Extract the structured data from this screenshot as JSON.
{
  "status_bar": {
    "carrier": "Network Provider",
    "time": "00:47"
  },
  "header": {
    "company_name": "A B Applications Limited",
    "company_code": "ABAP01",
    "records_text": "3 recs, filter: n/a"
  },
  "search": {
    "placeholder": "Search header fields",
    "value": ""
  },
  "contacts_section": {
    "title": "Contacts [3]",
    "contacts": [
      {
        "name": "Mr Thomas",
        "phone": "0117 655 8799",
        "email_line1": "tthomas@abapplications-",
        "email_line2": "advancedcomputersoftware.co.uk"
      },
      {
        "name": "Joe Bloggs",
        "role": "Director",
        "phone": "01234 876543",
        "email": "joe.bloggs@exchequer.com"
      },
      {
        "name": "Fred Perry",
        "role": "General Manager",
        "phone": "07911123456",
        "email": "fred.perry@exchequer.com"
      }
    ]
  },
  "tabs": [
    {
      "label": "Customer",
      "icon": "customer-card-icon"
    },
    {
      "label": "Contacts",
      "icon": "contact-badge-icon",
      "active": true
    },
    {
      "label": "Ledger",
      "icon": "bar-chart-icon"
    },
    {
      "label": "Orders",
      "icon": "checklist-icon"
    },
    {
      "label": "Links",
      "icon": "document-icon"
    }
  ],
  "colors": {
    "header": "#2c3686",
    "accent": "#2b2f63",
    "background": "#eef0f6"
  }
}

-- REQUIREMENT --
Say the number of lines in the records above that include the string "label", and no more.

-- ANSWER FOR THE TASK --
5